### TO BE DONE
Your task is to extract every line from the material below exactly.

────────────────────

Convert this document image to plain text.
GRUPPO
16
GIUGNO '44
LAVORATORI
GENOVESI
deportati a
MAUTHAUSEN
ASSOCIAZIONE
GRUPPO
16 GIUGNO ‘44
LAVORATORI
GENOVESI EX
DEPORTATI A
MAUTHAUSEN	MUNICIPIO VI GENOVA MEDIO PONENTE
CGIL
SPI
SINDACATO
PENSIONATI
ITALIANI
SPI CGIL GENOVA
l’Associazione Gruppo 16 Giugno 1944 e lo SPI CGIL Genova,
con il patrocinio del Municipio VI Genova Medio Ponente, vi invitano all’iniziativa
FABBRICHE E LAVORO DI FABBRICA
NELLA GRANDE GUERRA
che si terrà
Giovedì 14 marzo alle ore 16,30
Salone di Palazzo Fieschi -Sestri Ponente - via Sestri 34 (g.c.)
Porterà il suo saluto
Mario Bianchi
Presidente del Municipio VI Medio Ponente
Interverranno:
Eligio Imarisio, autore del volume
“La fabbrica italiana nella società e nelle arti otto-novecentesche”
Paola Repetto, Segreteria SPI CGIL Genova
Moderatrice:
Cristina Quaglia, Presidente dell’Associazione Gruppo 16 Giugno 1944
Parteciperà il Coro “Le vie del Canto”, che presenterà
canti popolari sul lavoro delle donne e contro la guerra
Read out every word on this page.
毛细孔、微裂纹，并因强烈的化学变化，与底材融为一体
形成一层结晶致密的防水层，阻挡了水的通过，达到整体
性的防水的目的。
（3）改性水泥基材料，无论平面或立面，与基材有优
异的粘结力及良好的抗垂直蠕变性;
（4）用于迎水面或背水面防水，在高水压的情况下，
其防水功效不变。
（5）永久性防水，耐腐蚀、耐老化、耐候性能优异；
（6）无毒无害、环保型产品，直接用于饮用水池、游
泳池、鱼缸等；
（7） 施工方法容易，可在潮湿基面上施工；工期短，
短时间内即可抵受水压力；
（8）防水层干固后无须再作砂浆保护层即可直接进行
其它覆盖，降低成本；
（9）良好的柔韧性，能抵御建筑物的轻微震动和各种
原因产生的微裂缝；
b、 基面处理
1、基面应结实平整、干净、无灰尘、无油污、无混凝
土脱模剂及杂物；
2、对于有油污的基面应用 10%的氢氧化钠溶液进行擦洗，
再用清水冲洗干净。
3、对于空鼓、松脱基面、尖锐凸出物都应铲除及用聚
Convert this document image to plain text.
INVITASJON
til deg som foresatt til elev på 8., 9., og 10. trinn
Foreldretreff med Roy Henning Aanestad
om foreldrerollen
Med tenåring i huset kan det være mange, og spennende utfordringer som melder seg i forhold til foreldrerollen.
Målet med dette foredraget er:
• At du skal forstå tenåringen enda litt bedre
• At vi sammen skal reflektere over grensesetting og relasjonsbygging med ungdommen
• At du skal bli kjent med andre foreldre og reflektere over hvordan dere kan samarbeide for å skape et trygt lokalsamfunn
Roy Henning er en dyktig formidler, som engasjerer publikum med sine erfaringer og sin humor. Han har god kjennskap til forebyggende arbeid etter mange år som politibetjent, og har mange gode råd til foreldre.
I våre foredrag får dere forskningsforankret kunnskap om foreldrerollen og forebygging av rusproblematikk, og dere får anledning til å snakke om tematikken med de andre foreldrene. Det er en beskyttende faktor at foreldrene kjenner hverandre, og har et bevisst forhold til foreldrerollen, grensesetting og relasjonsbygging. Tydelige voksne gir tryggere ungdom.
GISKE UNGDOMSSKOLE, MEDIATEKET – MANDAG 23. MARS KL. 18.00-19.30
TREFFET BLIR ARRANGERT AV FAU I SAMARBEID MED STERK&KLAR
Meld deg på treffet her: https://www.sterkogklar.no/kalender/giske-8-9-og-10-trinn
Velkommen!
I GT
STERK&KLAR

────────────────────

### EXERCISE SOLUTION
Convert this document image to plain text.
GRUPPO
16
GIUGNO '44
LAVORATORI
GENOVESI
deportati a
MAUTHAUSEN
ASSOCIAZIONE
GRUPPO
16 GIUGNO ‘44
LAVORATORI
GENOVESI EX
DEPORTATI A
MAUTHAUSEN	MUNICIPIO VI GENOVA MEDIO PONENTE
CGIL
SPI
SINDACATO
PENSIONATI
ITALIANI
SPI CGIL GENOVA
l’Associazione Gruppo 16 Giugno 1944 e lo SPI CGIL Genova,
con il patrocinio del Municipio VI Genova Medio Ponente, vi invitano all’iniziativa
FABBRICHE E LAVORO DI FABBRICA
NELLA GRANDE GUERRA
che si terrà
Giovedì 14 marzo alle ore 16,30
Salone di Palazzo Fieschi -Sestri Ponente - via Sestri 34 (g.c.)
Porterà il suo saluto
Mario Bianchi
Presidente del Municipio VI Medio Ponente
Interverranno:
Eligio Imarisio, autore del volume
“La fabbrica italiana nella società e nelle arti otto-novecentesche”
Paola Repetto, Segreteria SPI CGIL Genova
Moderatrice:
Cristina Quaglia, Presidente dell’Associazione Gruppo 16 Giugno 1944
Parteciperà il Coro “Le vie del Canto”, che presenterà
canti popolari sul lavoro delle donne e contro la guerra
Read out every word on this page.
毛细孔、微裂纹，并因强烈的化学变化，与底材融为一体
形成一层结晶致密的防水层，阻挡了水的通过，达到整体
性的防水的目的。
（3）改性水泥基材料，无论平面或立面，与基材有优
异的粘结力及良好的抗垂直蠕变性;
（4）用于迎水面或背水面防水，在高水压的情况下，
其防水功效不变。
（5）永久性防水，耐腐蚀、耐老化、耐候性能优异；
（6）无毒无害、环保型产品，直接用于饮用水池、游
泳池、鱼缸等；
（7） 施工方法容易，可在潮湿基面上施工；工期短，
短时间内即可抵受水压力；
（8）防水层干固后无须再作砂浆保护层即可直接进行
其它覆盖，降低成本；
（9）良好的柔韧性，能抵御建筑物的轻微震动和各种
原因产生的微裂缝；
b、 基面处理
1、基面应结实平整、干净、无灰尘、无油污、无混凝
土脱模剂及杂物；
2、对于有油污的基面应用 10%的氢氧化钠溶液进行擦洗，
再用清水冲洗干净。
3、对于空鼓、松脱基面、尖锐凸出物都应铲除及用聚
Convert this document image to plain text.
INVITASJON
til deg som foresatt til elev på 8., 9., og 10. trinn
Foreldretreff med Roy Henning Aanestad
om foreldrerollen
Med tenåring i huset kan det være mange, og spennende utfordringer som melder seg i forhold til foreldrerollen.
Målet med dette foredraget er:
• At du skal forstå tenåringen enda litt bedre
• At vi sammen skal reflektere over grensesetting og relasjonsbygging med ungdommen
• At du skal bli kjent med andre foreldre og reflektere over hvordan dere kan samarbeide for å skape et trygt lokalsamfunn
Roy Henning er en dyktig formidler, som engasjerer publikum med sine erfaringer og sin humor. Han har god kjennskap til forebyggende arbeid etter mange år som politibetjent, og har mange gode råd til foreldre.
I våre foredrag får dere forskningsforankret kunnskap om foreldrerollen og forebygging av rusproblematikk, og dere får anledning til å snakke om tematikken med de andre foreldrene. Det er en beskyttende faktor at foreldrene kjenner hverandre, og har et bevisst forhold til foreldrerollen, grensesetting og relasjonsbygging. Tydelige voksne gir tryggere ungdom.
GISKE UNGDOMSSKOLE, MEDIATEKET – MANDAG 23. MARS KL. 18.00-19.30
TREFFET BLIR ARRANGERT AV FAU I SAMARBEID MED STERK&KLAR
Meld deg på treffet her: https://www.sterkogklar.no/kalender/giske-8-9-og-10-trinn
Velkommen!
I GT
STERK&KLAR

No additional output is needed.